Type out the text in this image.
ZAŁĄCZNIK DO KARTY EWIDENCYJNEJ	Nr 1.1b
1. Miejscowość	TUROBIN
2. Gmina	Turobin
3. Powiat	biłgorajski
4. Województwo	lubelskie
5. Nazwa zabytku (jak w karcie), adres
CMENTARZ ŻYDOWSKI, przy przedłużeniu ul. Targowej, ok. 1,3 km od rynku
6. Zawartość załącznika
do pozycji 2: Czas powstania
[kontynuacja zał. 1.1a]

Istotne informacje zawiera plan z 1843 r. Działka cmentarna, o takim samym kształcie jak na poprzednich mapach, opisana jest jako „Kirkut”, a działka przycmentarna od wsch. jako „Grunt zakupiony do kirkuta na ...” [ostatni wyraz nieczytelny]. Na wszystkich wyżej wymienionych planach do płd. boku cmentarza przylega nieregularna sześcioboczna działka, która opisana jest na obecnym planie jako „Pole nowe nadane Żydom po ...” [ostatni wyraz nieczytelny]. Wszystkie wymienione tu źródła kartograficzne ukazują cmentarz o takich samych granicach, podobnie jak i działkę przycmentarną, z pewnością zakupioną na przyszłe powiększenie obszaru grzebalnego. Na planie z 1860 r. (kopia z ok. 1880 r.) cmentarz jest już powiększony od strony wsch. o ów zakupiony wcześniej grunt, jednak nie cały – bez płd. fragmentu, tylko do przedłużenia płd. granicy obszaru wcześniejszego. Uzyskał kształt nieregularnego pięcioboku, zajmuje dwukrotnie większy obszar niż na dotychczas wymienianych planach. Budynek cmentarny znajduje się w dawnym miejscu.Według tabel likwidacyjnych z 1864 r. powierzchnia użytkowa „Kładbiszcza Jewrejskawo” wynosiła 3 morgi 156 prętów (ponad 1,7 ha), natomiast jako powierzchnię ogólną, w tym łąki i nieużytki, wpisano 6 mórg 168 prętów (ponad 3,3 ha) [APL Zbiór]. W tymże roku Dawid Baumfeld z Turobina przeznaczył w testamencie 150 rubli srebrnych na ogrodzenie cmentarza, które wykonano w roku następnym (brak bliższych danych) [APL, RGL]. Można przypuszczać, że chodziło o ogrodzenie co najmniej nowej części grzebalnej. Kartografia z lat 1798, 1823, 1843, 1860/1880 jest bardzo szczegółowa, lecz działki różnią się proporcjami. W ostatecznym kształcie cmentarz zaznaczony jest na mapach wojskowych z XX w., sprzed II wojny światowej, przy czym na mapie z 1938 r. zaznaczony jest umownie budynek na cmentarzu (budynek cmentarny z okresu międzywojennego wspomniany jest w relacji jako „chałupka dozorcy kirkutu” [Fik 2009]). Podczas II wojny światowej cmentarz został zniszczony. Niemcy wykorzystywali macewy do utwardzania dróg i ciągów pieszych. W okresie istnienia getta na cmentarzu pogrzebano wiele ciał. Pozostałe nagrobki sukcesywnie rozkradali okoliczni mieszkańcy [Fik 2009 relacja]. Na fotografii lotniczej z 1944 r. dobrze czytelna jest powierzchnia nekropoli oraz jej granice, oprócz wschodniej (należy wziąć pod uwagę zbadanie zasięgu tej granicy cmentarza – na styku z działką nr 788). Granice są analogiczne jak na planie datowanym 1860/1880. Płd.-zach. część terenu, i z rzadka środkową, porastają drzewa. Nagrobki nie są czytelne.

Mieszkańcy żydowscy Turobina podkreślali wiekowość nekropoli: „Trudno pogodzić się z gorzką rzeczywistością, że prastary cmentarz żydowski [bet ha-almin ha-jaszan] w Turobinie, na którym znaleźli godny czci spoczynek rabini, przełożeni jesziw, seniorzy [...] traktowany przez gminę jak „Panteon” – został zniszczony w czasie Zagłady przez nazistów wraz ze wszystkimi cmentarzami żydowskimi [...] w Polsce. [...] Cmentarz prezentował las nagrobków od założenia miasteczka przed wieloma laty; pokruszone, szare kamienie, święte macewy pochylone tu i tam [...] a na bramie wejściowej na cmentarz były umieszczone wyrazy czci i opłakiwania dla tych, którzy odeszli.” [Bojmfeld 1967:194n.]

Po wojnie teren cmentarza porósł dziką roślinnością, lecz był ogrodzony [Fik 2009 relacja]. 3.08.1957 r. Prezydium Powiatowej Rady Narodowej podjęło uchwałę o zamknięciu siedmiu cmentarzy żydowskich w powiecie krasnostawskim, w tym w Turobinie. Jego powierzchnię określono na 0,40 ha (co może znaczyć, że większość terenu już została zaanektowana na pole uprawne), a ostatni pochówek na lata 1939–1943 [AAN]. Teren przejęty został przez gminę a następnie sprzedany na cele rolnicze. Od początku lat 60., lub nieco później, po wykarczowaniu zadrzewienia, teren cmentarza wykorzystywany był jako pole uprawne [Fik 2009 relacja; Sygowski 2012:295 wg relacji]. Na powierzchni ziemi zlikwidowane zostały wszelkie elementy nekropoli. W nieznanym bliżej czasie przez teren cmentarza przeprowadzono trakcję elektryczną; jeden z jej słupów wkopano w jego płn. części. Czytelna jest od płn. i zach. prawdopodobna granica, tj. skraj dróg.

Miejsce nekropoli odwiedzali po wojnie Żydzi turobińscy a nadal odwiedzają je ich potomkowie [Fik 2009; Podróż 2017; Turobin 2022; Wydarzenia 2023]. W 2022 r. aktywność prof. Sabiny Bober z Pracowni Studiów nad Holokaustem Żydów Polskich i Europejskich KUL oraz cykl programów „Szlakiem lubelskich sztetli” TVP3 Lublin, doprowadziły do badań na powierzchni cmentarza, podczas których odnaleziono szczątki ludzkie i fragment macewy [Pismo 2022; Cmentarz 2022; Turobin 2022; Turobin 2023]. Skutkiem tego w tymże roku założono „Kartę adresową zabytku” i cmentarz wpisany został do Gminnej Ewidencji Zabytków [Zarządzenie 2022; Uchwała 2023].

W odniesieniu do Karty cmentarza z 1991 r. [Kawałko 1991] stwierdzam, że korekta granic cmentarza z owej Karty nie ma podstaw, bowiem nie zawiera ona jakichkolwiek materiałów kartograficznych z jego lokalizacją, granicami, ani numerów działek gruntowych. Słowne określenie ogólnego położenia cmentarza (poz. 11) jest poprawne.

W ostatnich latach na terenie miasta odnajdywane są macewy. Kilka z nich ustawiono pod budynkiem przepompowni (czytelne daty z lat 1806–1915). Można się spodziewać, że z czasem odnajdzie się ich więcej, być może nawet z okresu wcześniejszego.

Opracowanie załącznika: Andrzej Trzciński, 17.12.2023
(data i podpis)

**Goal**
Copy out the whole listing, exactly as written.

**Answer to the problem**
Type out the text in this image.
ZAŁĄCZNIK DO KARTY EWIDENCYJNEJ	Nr 1.1b
1. Miejscowość	TUROBIN
2. Gmina	Turobin
3. Powiat	biłgorajski
4. Województwo	lubelskie
5. Nazwa zabytku (jak w karcie), adres
CMENTARZ ŻYDOWSKI, przy przedłużeniu ul. Targowej, ok. 1,3 km od rynku
6. Zawartość załącznika
do pozycji 2: Czas powstania
[kontynuacja zał. 1.1a]

Istotne informacje zawiera plan z 1843 r. Działka cmentarna, o takim samym kształcie jak na poprzednich mapach, opisana jest jako „Kirkut”, a działka przycmentarna od wsch. jako „Grunt zakupiony do kirkuta na ...” [ostatni wyraz nieczytelny]. Na wszystkich wyżej wymienionych planach do płd. boku cmentarza przylega nieregularna sześcioboczna działka, która opisana jest na obecnym planie jako „Pole nowe nadane Żydom po ...” [ostatni wyraz nieczytelny]. Wszystkie wymienione tu źródła kartograficzne ukazują cmentarz o takich samych granicach, podobnie jak i działkę przycmentarną, z pewnością zakupioną na przyszłe powiększenie obszaru grzebalnego. Na planie z 1860 r. (kopia z ok. 1880 r.) cmentarz jest już powiększony od strony wsch. o ów zakupiony wcześniej grunt, jednak nie cały – bez płd. fragmentu, tylko do przedłużenia płd. granicy obszaru wcześniejszego. Uzyskał kształt nieregularnego pięcioboku, zajmuje dwukrotnie większy obszar niż na dotychczas wymienianych planach. Budynek cmentarny znajduje się w dawnym miejscu.Według tabel likwidacyjnych z 1864 r. powierzchnia użytkowa „Kładbiszcza Jewrejskawo” wynosiła 3 morgi 156 prętów (ponad 1,7 ha), natomiast jako powierzchnię ogólną, w tym łąki i nieużytki, wpisano 6 mórg 168 prętów (ponad 3,3 ha) [APL Zbiór]. W tymże roku Dawid Baumfeld z Turobina przeznaczył w testamencie 150 rubli srebrnych na ogrodzenie cmentarza, które wykonano w roku następnym (brak bliższych danych) [APL, RGL]. Można przypuszczać, że chodziło o ogrodzenie co najmniej nowej części grzebalnej. Kartografia z lat 1798, 1823, 1843, 1860/1880 jest bardzo szczegółowa, lecz działki różnią się proporcjami. W ostatecznym kształcie cmentarz zaznaczony jest na mapach wojskowych z XX w., sprzed II wojny światowej, przy czym na mapie z 1938 r. zaznaczony jest umownie budynek na cmentarzu (budynek cmentarny z okresu międzywojennego wspomniany jest w relacji jako „chałupka dozorcy kirkutu” [Fik 2009]). Podczas II wojny światowej cmentarz został zniszczony. Niemcy wykorzystywali macewy do utwardzania dróg i ciągów pieszych. W okresie istnienia getta na cmentarzu pogrzebano wiele ciał. Pozostałe nagrobki sukcesywnie rozkradali okoliczni mieszkańcy [Fik 2009 relacja]. Na fotografii lotniczej z 1944 r. dobrze czytelna jest powierzchnia nekropoli oraz jej granice, oprócz wschodniej (należy wziąć pod uwagę zbadanie zasięgu tej granicy cmentarza – na styku z działką nr 788). Granice są analogiczne jak na planie datowanym 1860/1880. Płd.-zach. część terenu, i z rzadka środkową, porastają drzewa. Nagrobki nie są czytelne.

Mieszkańcy żydowscy Turobina podkreślali wiekowość nekropoli: „Trudno pogodzić się z gorzką rzeczywistością, że prastary cmentarz żydowski [bet ha-almin ha-jaszan] w Turobinie, na którym znaleźli godny czci spoczynek rabini, przełożeni jesziw, seniorzy [...] traktowany przez gminę jak „Panteon” – został zniszczony w czasie Zagłady przez nazistów wraz ze wszystkimi cmentarzami żydowskimi [...] w Polsce. [...] Cmentarz prezentował las nagrobków od założenia miasteczka przed wieloma laty; pokruszone, szare kamienie, święte macewy pochylone tu i tam [...] a na bramie wejściowej na cmentarz były umieszczone wyrazy czci i opłakiwania dla tych, którzy odeszli.” [Bojmfeld 1967:194n.]

Po wojnie teren cmentarza porósł dziką roślinnością, lecz był ogrodzony [Fik 2009 relacja]. 3.08.1957 r. Prezydium Powiatowej Rady Narodowej podjęło uchwałę o zamknięciu siedmiu cmentarzy żydowskich w powiecie krasnostawskim, w tym w Turobinie. Jego powierzchnię określono na 0,40 ha (co może znaczyć, że większość terenu już została zaanektowana na pole uprawne), a ostatni pochówek na lata 1939–1943 [AAN]. Teren przejęty został przez gminę a następnie sprzedany na cele rolnicze. Od początku lat 60., lub nieco później, po wykarczowaniu zadrzewienia, teren cmentarza wykorzystywany był jako pole uprawne [Fik 2009 relacja; Sygowski 2012:295 wg relacji]. Na powierzchni ziemi zlikwidowane zostały wszelkie elementy nekropoli. W nieznanym bliżej czasie przez teren cmentarza przeprowadzono trakcję elektryczną; jeden z jej słupów wkopano w jego płn. części. Czytelna jest od płn. i zach. prawdopodobna granica, tj. skraj dróg.

Miejsce nekropoli odwiedzali po wojnie Żydzi turobińscy a nadal odwiedzają je ich potomkowie [Fik 2009; Podróż 2017; Turobin 2022; Wydarzenia 2023]. W 2022 r. aktywność prof. Sabiny Bober z Pracowni Studiów nad Holokaustem Żydów Polskich i Europejskich KUL oraz cykl programów „Szlakiem lubelskich sztetli” TVP3 Lublin, doprowadziły do badań na powierzchni cmentarza, podczas których odnaleziono szczątki ludzkie i fragment macewy [Pismo 2022; Cmentarz 2022; Turobin 2022; Turobin 2023]. Skutkiem tego w tymże roku założono „Kartę adresową zabytku” i cmentarz wpisany został do Gminnej Ewidencji Zabytków [Zarządzenie 2022; Uchwała 2023].

W odniesieniu do Karty cmentarza z 1991 r. [Kawałko 1991] stwierdzam, że korekta granic cmentarza z owej Karty nie ma podstaw, bowiem nie zawiera ona jakichkolwiek materiałów kartograficznych z jego lokalizacją, granicami, ani numerów działek gruntowych. Słowne określenie ogólnego położenia cmentarza (poz. 11) jest poprawne.

W ostatnich latach na terenie miasta odnajdywane są macewy. Kilka z nich ustawiono pod budynkiem przepompowni (czytelne daty z lat 1806–1915). Można się spodziewać, że z czasem odnajdzie się ich więcej, być może nawet z okresu wcześniejszego.

Opracowanie załącznika: Andrzej Trzciński, 17.12.2023
(data i podpis)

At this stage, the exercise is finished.